*WORK TO BE COMPLETED*.
If a line in the entries below holds the string "mTOR", copy it.

(Records from a dataset)
────

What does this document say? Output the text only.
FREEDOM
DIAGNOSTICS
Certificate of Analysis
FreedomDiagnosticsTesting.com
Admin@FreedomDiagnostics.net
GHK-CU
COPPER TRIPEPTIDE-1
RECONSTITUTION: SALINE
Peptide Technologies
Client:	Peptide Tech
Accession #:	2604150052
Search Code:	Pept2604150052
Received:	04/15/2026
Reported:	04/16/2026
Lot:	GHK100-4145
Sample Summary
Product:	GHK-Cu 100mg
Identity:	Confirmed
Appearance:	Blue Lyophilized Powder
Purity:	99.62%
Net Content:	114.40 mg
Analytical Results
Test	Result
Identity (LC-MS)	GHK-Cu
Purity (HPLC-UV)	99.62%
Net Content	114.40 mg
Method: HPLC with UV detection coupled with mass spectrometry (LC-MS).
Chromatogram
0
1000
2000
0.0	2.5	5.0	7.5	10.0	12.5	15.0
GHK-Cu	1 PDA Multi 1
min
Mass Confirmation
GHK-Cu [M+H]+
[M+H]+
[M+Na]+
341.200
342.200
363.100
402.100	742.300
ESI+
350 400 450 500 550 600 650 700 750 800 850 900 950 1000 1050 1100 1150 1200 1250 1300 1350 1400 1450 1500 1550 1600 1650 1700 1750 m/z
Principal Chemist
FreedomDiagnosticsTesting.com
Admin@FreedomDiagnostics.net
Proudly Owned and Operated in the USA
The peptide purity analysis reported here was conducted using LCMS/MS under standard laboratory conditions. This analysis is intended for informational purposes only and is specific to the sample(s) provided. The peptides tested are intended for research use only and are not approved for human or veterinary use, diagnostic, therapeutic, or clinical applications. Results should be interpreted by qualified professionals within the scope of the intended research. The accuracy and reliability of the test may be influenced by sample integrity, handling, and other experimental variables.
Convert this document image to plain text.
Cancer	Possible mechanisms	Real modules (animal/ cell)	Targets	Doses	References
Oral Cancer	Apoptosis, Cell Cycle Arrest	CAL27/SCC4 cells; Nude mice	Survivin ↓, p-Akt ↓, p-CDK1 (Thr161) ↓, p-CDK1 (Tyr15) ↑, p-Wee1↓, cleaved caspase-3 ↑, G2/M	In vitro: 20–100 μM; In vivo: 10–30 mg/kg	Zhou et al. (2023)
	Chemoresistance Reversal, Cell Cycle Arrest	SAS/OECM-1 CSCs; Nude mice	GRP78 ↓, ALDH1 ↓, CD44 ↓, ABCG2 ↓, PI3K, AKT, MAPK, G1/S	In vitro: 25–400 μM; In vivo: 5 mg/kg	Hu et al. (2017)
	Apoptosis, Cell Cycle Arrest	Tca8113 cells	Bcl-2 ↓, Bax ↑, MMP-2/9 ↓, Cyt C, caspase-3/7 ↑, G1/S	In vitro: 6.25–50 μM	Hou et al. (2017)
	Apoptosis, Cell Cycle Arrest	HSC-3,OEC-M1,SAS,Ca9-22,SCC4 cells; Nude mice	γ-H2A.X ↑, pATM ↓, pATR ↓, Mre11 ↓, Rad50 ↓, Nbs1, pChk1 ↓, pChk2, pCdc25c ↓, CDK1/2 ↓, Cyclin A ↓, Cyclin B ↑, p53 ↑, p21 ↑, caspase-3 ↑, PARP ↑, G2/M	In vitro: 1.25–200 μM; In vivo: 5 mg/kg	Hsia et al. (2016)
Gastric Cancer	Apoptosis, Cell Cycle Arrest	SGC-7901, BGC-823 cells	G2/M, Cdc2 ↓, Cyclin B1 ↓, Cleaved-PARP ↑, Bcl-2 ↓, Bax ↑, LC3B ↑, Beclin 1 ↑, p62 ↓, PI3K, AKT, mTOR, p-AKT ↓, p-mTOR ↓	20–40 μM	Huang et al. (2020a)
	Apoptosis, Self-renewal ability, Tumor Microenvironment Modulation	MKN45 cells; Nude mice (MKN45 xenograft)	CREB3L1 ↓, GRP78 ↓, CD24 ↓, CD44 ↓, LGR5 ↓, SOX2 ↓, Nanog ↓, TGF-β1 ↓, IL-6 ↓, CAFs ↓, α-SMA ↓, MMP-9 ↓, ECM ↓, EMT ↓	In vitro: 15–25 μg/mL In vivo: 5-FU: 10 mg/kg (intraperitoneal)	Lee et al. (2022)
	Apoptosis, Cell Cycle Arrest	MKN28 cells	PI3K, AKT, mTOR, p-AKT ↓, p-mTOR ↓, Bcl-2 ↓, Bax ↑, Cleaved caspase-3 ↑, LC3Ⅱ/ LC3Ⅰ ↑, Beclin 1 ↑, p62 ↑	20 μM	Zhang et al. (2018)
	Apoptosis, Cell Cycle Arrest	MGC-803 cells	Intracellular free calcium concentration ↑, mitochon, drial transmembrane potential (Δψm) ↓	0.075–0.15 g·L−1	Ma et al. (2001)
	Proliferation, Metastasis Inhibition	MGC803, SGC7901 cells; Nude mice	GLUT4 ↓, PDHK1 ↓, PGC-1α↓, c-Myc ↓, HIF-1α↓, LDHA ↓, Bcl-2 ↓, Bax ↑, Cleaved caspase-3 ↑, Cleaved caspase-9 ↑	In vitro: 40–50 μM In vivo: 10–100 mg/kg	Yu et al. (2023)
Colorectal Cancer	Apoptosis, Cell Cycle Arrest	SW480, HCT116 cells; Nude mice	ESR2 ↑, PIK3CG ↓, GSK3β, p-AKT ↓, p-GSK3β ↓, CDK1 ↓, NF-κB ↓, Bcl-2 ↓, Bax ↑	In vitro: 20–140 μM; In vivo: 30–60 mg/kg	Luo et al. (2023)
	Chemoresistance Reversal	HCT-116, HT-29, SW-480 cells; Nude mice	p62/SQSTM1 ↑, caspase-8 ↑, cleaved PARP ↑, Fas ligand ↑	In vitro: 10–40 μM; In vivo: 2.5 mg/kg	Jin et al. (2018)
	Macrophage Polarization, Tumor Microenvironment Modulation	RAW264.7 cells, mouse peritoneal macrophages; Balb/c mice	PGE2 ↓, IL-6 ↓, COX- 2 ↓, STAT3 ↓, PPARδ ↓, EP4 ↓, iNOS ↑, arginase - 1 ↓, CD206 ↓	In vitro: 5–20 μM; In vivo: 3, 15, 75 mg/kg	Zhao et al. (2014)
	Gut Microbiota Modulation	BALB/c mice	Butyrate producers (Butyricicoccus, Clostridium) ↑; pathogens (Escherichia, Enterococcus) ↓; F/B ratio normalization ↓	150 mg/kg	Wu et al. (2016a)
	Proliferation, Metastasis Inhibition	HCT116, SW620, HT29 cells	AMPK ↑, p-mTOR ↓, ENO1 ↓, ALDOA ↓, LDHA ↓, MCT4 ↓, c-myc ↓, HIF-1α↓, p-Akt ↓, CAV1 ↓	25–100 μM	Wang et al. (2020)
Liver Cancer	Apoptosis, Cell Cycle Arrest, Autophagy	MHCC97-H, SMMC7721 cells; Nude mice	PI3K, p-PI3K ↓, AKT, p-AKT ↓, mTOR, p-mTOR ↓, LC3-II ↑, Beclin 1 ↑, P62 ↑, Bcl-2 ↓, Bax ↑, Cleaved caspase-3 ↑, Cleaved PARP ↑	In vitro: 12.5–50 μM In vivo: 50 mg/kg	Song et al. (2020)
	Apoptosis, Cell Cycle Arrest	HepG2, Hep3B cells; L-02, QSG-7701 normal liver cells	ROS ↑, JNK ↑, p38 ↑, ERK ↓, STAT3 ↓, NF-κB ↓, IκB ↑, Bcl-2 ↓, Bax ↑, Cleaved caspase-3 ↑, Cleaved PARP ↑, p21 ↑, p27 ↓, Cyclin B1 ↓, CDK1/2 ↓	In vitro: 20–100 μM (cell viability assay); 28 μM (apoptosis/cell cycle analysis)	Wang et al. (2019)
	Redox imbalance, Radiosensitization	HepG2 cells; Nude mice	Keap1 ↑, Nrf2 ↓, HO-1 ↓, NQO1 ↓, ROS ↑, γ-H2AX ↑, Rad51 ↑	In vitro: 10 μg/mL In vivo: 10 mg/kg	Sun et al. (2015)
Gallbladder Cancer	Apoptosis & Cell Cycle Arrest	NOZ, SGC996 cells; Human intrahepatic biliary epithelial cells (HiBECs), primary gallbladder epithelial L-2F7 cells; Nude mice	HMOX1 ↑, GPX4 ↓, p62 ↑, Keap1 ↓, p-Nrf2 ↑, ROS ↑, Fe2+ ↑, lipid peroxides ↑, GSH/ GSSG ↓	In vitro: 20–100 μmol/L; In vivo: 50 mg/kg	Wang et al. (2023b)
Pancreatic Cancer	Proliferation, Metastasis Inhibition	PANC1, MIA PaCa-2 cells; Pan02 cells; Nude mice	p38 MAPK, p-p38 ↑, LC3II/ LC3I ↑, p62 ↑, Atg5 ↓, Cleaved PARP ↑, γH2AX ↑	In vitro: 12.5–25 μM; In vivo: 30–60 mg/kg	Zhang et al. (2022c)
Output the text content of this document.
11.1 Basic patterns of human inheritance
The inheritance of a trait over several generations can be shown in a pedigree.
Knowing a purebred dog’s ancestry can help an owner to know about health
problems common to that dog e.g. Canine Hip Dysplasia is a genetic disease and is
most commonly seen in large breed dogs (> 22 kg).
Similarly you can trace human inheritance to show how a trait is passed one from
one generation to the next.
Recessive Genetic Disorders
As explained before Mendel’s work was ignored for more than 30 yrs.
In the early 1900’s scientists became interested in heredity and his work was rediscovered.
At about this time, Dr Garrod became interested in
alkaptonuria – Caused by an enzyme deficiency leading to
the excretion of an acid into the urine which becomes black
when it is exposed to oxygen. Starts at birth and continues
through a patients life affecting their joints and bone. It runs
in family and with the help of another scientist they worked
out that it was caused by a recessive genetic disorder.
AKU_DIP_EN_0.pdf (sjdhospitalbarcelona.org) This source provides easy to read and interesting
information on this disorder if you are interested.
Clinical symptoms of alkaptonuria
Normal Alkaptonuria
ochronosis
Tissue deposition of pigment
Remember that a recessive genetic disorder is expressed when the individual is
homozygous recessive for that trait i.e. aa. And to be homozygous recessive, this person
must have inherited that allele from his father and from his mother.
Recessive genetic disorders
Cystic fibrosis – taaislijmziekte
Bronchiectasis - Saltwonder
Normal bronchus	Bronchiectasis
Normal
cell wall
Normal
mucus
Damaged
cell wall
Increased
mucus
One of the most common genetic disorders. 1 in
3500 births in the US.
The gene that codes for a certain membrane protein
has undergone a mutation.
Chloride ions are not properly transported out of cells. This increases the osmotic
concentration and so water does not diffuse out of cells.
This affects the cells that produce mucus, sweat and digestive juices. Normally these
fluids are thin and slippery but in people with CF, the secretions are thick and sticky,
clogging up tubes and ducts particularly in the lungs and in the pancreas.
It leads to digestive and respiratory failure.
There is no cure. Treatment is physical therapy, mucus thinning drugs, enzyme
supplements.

────

*TASK ANSWER*.
Gastric Cancer	Apoptosis, Cell Cycle Arrest	SGC-7901, BGC-823 cells	G2/M, Cdc2 ↓, Cyclin B1 ↓, Cleaved-PARP ↑, Bcl-2 ↓, Bax ↑, LC3B ↑, Beclin 1 ↑, p62 ↓, PI3K, AKT, mTOR, p-AKT ↓, p-mTOR ↓	20–40 μM	Huang et al. (2020a)
	Apoptosis, Cell Cycle Arrest	MKN28 cells	PI3K, AKT, mTOR, p-AKT ↓, p-mTOR ↓, Bcl-2 ↓, Bax ↑, Cleaved caspase-3 ↑, LC3Ⅱ/ LC3Ⅰ ↑, Beclin 1 ↑, p62 ↑	20 μM	Zhang et al. (2018)
	Proliferation, Metastasis Inhibition	HCT116, SW620, HT29 cells	AMPK ↑, p-mTOR ↓, ENO1 ↓, ALDOA ↓, LDHA ↓, MCT4 ↓, c-myc ↓, HIF-1α↓, p-Akt ↓, CAV1 ↓	25–100 μM	Wang et al. (2020)
Liver Cancer	Apoptosis, Cell Cycle Arrest, Autophagy	MHCC97-H, SMMC7721 cells; Nude mice	PI3K, p-PI3K ↓, AKT, p-AKT ↓, mTOR, p-mTOR ↓, LC3-II ↑, Beclin 1 ↑, P62 ↑, Bcl-2 ↓, Bax ↑, Cleaved caspase-3 ↑, Cleaved PARP ↑	In vitro: 12.5–50 μM In vivo: 50 mg/kg	Song et al. (2020)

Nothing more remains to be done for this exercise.